### Task objective
Where the string "habitantes" occurs in the material below, report the whole line.

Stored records
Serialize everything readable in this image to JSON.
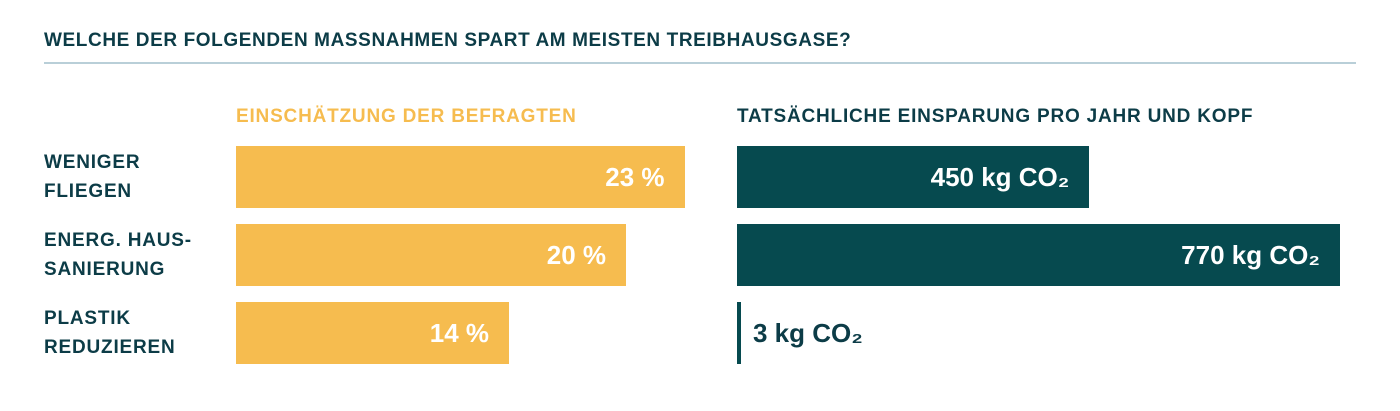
{
  "title": "WELCHE DER FOLGENDEN MASSNAHMEN SPART AM MEISTEN TREIBHAUSGASE?",
  "chart_data": [
    {
      "type": "bar",
      "orientation": "horizontal",
      "subtitle": "EINSCHÄTZUNG DER BEFRAGTEN",
      "categories": [
        "WENIGER FLIEGEN",
        "ENERG. HAUS-SANIERUNG",
        "PLASTIK REDUZIEREN"
      ],
      "values": [
        23,
        20,
        14
      ],
      "value_labels": [
        "23 %",
        "20 %",
        "14 %"
      ],
      "color": "#f6bc4f"
    },
    {
      "type": "bar",
      "orientation": "horizontal",
      "subtitle": "TATSÄCHLICHE EINSPARUNG PRO JAHR UND KOPF",
      "values": [
        450,
        770,
        3
      ],
      "value_labels": [
        "450 kg CO₂",
        "770 kg CO₂",
        "3 kg CO₂"
      ],
      "color": "#064a4f"
    }
  ]
}
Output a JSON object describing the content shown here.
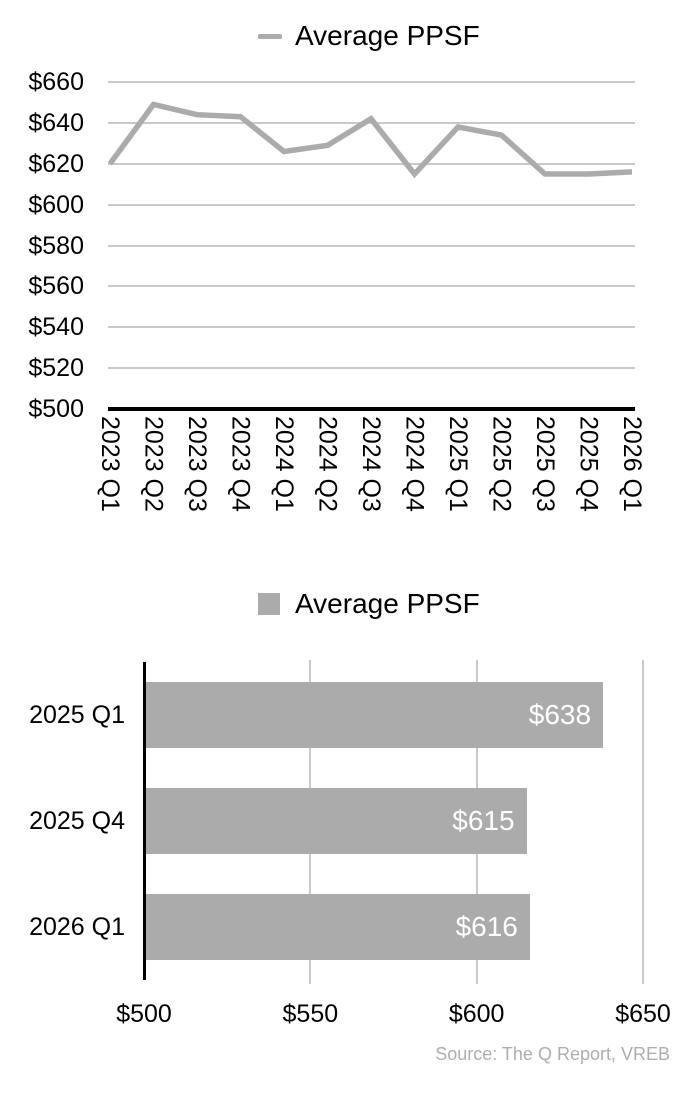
{
  "source_note": "Source: The Q Report, VREB",
  "colors": {
    "series": "#ABABAB",
    "gridline": "#C9C9C9",
    "axis": "#000000",
    "text": "#000000",
    "bar_value_label": "#FFFFFF",
    "source_text": "#AEAEAE"
  },
  "chart_data": [
    {
      "type": "line",
      "legend": "Average PPSF",
      "legend_position": "top-center",
      "x": [
        "2023 Q1",
        "2023 Q2",
        "2023 Q3",
        "2023 Q4",
        "2024 Q1",
        "2024 Q2",
        "2024 Q3",
        "2024 Q4",
        "2025 Q1",
        "2025 Q2",
        "2025 Q3",
        "2025 Q4",
        "2026 Q1"
      ],
      "values": [
        620,
        649,
        644,
        643,
        626,
        629,
        642,
        615,
        638,
        634,
        615,
        615,
        616
      ],
      "ylim": [
        500,
        660
      ],
      "ytick_step": 20,
      "ytick_labels": [
        "$500",
        "$520",
        "$540",
        "$560",
        "$580",
        "$600",
        "$620",
        "$640",
        "$660"
      ],
      "grid": "horizontal",
      "x_label_rotation": 90
    },
    {
      "type": "bar",
      "orientation": "horizontal",
      "legend": "Average PPSF",
      "legend_position": "top-center",
      "categories": [
        "2025 Q1",
        "2025 Q4",
        "2026 Q1"
      ],
      "values": [
        638,
        615,
        616
      ],
      "value_labels": [
        "$638",
        "$615",
        "$616"
      ],
      "xlim": [
        500,
        650
      ],
      "xticks": [
        500,
        550,
        600,
        650
      ],
      "xtick_labels": [
        "$500",
        "$550",
        "$600",
        "$650"
      ],
      "grid": "vertical"
    }
  ]
}
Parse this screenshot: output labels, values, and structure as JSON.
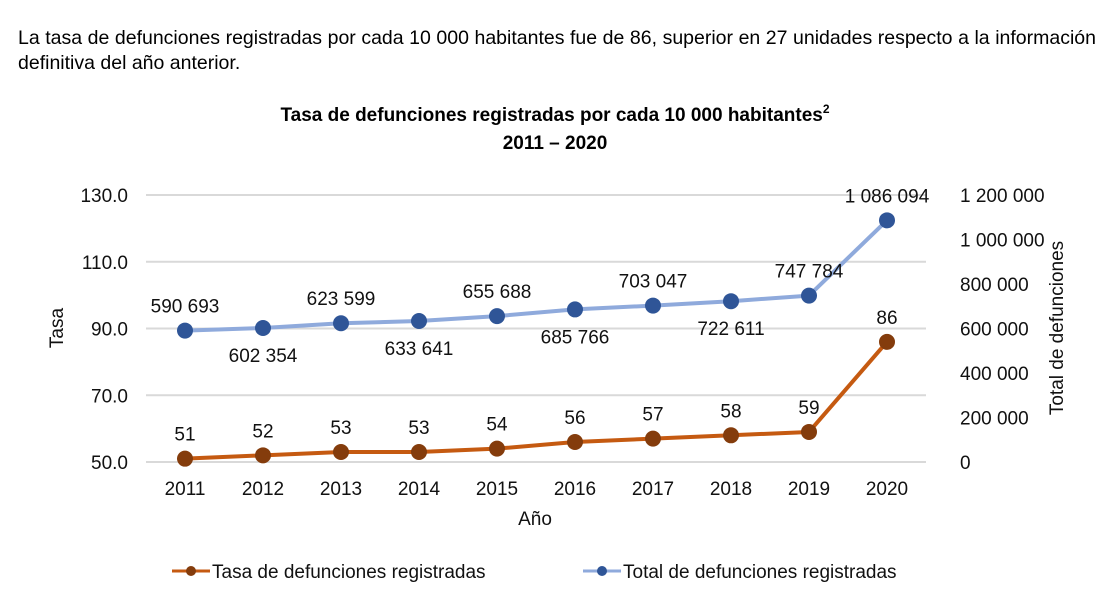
{
  "intro_text": "La tasa de defunciones registradas por cada 10 000 habitantes fue de 86, superior en 27 unidades respecto a la información definitiva del año anterior.",
  "chart_data": {
    "type": "line",
    "title": "Tasa de defunciones registradas por cada 10 000 habitantes",
    "title_superscript": "2",
    "subtitle": "2011 – 2020",
    "xlabel": "Año",
    "ylabel": "Tasa",
    "y2label": "Total de defunciones",
    "categories": [
      "2011",
      "2012",
      "2013",
      "2014",
      "2015",
      "2016",
      "2017",
      "2018",
      "2019",
      "2020"
    ],
    "y_axis": {
      "range": [
        50,
        130
      ],
      "ticks": [
        50,
        70,
        90,
        110,
        130
      ],
      "tick_labels": [
        "50.0",
        "70.0",
        "90.0",
        "110.0",
        "130.0"
      ]
    },
    "y2_axis": {
      "range": [
        0,
        1200000
      ],
      "ticks": [
        0,
        200000,
        400000,
        600000,
        800000,
        1000000,
        1200000
      ],
      "tick_labels": [
        "0",
        "200 000",
        "400 000",
        "600 000",
        "800 000",
        "1 000 000",
        "1 200 000"
      ]
    },
    "grid": true,
    "legend_position": "bottom",
    "series": [
      {
        "name": "Tasa de defunciones registradas",
        "axis": "left",
        "color": "#c55a11",
        "marker_color": "#843c0c",
        "values": [
          51,
          52,
          53,
          53,
          54,
          56,
          57,
          58,
          59,
          86
        ],
        "labels": [
          "51",
          "52",
          "53",
          "53",
          "54",
          "56",
          "57",
          "58",
          "59",
          "86"
        ],
        "label_positions": [
          "above",
          "above",
          "above",
          "above",
          "above",
          "above",
          "above",
          "above",
          "above",
          "above"
        ]
      },
      {
        "name": "Total de defunciones registradas",
        "axis": "right",
        "color": "#8faadc",
        "marker_color": "#2f5597",
        "values": [
          590693,
          602354,
          623599,
          633641,
          655688,
          685766,
          703047,
          722611,
          747784,
          1086094
        ],
        "labels": [
          "590 693",
          "602 354",
          "623 599",
          "633 641",
          "655 688",
          "685 766",
          "703 047",
          "722 611",
          "747 784",
          "1 086 094"
        ],
        "label_positions": [
          "above",
          "below",
          "above",
          "below",
          "above",
          "below",
          "above",
          "below",
          "above",
          "above"
        ]
      }
    ]
  }
}
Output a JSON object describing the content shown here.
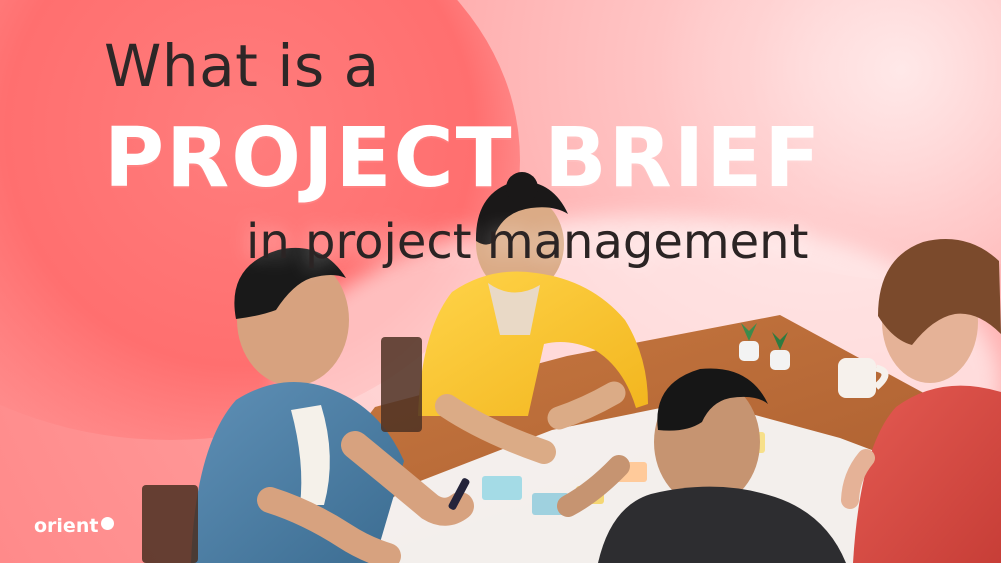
{
  "headline": {
    "line_1": "What is a",
    "line_2": "PROJECT BRIEF",
    "line_3": "in project management"
  },
  "brand": {
    "logo_text": "orient"
  },
  "colors": {
    "background_primary": "#ff8a8a",
    "background_secondary": "#ffb8b8",
    "headline_dark": "#2d2727",
    "headline_white": "#ffffff"
  }
}
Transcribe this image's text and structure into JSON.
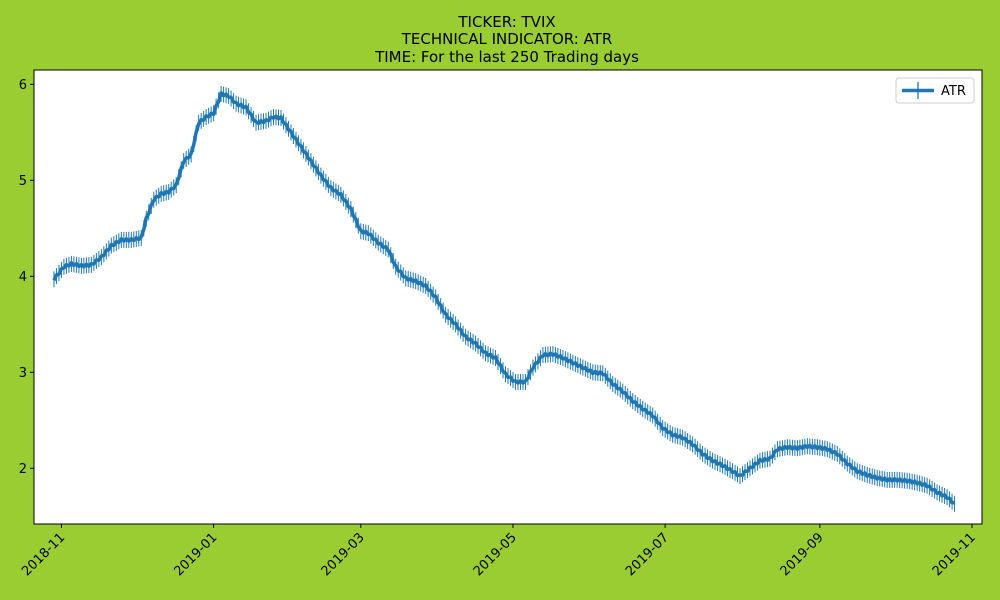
{
  "chart_data": {
    "type": "line",
    "title_lines": [
      "TICKER:  TVIX",
      "TECHNICAL INDICATOR:  ATR",
      "TIME: For the last 250 Trading days"
    ],
    "xlabel": "",
    "ylabel": "",
    "x_ticks": [
      "2018-11",
      "2019-01",
      "2019-03",
      "2019-05",
      "2019-07",
      "2019-09",
      "2019-11"
    ],
    "y_ticks": [
      2,
      3,
      4,
      5,
      6
    ],
    "xlim": [
      "2018-10-21",
      "2019-11-05"
    ],
    "ylim": [
      1.42,
      6.15
    ],
    "grid": false,
    "legend_position": "top-right",
    "colors": {
      "background": "#9acd32",
      "plot_bg": "#ffffff",
      "series": "#1f77b4"
    },
    "series": [
      {
        "name": "ATR",
        "marker": "vertical-line",
        "points": [
          [
            "2018-10-29",
            3.97
          ],
          [
            "2018-11-02",
            4.1
          ],
          [
            "2018-11-05",
            4.13
          ],
          [
            "2018-11-09",
            4.11
          ],
          [
            "2018-11-13",
            4.12
          ],
          [
            "2018-11-17",
            4.2
          ],
          [
            "2018-11-21",
            4.32
          ],
          [
            "2018-11-25",
            4.38
          ],
          [
            "2018-11-29",
            4.38
          ],
          [
            "2018-12-03",
            4.4
          ],
          [
            "2018-12-05",
            4.6
          ],
          [
            "2018-12-08",
            4.8
          ],
          [
            "2018-12-11",
            4.86
          ],
          [
            "2018-12-14",
            4.88
          ],
          [
            "2018-12-17",
            4.95
          ],
          [
            "2018-12-20",
            5.2
          ],
          [
            "2018-12-23",
            5.27
          ],
          [
            "2018-12-26",
            5.6
          ],
          [
            "2018-12-29",
            5.66
          ],
          [
            "2019-01-01",
            5.7
          ],
          [
            "2019-01-04",
            5.9
          ],
          [
            "2019-01-07",
            5.88
          ],
          [
            "2019-01-10",
            5.8
          ],
          [
            "2019-01-14",
            5.76
          ],
          [
            "2019-01-18",
            5.6
          ],
          [
            "2019-01-22",
            5.62
          ],
          [
            "2019-01-25",
            5.66
          ],
          [
            "2019-01-28",
            5.65
          ],
          [
            "2019-02-01",
            5.5
          ],
          [
            "2019-02-05",
            5.35
          ],
          [
            "2019-02-09",
            5.2
          ],
          [
            "2019-02-13",
            5.05
          ],
          [
            "2019-02-17",
            4.92
          ],
          [
            "2019-02-21",
            4.85
          ],
          [
            "2019-02-25",
            4.7
          ],
          [
            "2019-03-01",
            4.47
          ],
          [
            "2019-03-04",
            4.45
          ],
          [
            "2019-03-08",
            4.35
          ],
          [
            "2019-03-12",
            4.28
          ],
          [
            "2019-03-15",
            4.1
          ],
          [
            "2019-03-19",
            3.98
          ],
          [
            "2019-03-23",
            3.95
          ],
          [
            "2019-03-27",
            3.9
          ],
          [
            "2019-03-31",
            3.78
          ],
          [
            "2019-04-04",
            3.6
          ],
          [
            "2019-04-08",
            3.5
          ],
          [
            "2019-04-12",
            3.37
          ],
          [
            "2019-04-16",
            3.3
          ],
          [
            "2019-04-20",
            3.2
          ],
          [
            "2019-04-24",
            3.15
          ],
          [
            "2019-04-28",
            2.98
          ],
          [
            "2019-05-02",
            2.9
          ],
          [
            "2019-05-06",
            2.9
          ],
          [
            "2019-05-09",
            3.05
          ],
          [
            "2019-05-13",
            3.18
          ],
          [
            "2019-05-17",
            3.19
          ],
          [
            "2019-05-21",
            3.15
          ],
          [
            "2019-05-25",
            3.1
          ],
          [
            "2019-05-29",
            3.05
          ],
          [
            "2019-06-02",
            3.0
          ],
          [
            "2019-06-06",
            2.99
          ],
          [
            "2019-06-10",
            2.88
          ],
          [
            "2019-06-14",
            2.8
          ],
          [
            "2019-06-18",
            2.7
          ],
          [
            "2019-06-22",
            2.62
          ],
          [
            "2019-06-26",
            2.55
          ],
          [
            "2019-06-30",
            2.42
          ],
          [
            "2019-07-04",
            2.35
          ],
          [
            "2019-07-08",
            2.32
          ],
          [
            "2019-07-12",
            2.25
          ],
          [
            "2019-07-16",
            2.15
          ],
          [
            "2019-07-20",
            2.08
          ],
          [
            "2019-07-24",
            2.03
          ],
          [
            "2019-07-28",
            1.97
          ],
          [
            "2019-07-31",
            1.92
          ],
          [
            "2019-08-04",
            2.0
          ],
          [
            "2019-08-08",
            2.08
          ],
          [
            "2019-08-12",
            2.1
          ],
          [
            "2019-08-15",
            2.2
          ],
          [
            "2019-08-19",
            2.22
          ],
          [
            "2019-08-23",
            2.21
          ],
          [
            "2019-08-27",
            2.23
          ],
          [
            "2019-08-31",
            2.22
          ],
          [
            "2019-09-04",
            2.2
          ],
          [
            "2019-09-08",
            2.15
          ],
          [
            "2019-09-12",
            2.05
          ],
          [
            "2019-09-16",
            1.97
          ],
          [
            "2019-09-20",
            1.93
          ],
          [
            "2019-09-24",
            1.9
          ],
          [
            "2019-09-28",
            1.88
          ],
          [
            "2019-10-02",
            1.88
          ],
          [
            "2019-10-06",
            1.87
          ],
          [
            "2019-10-10",
            1.85
          ],
          [
            "2019-10-14",
            1.82
          ],
          [
            "2019-10-18",
            1.75
          ],
          [
            "2019-10-22",
            1.7
          ],
          [
            "2019-10-25",
            1.63
          ]
        ]
      }
    ]
  }
}
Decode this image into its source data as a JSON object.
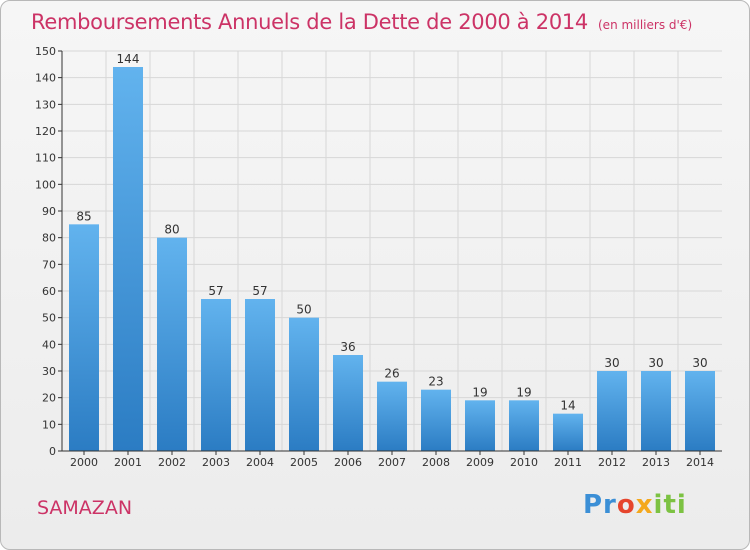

### Answer for the task
  "intro_text": "La tasa de defunciones registradas por cada 10 000 habitantes fue de 86, superior en 27 unidades respecto a la información definitiva del año anterior.",
    "title": "Tasa de defunciones registradas por cada 10 000 habitantes",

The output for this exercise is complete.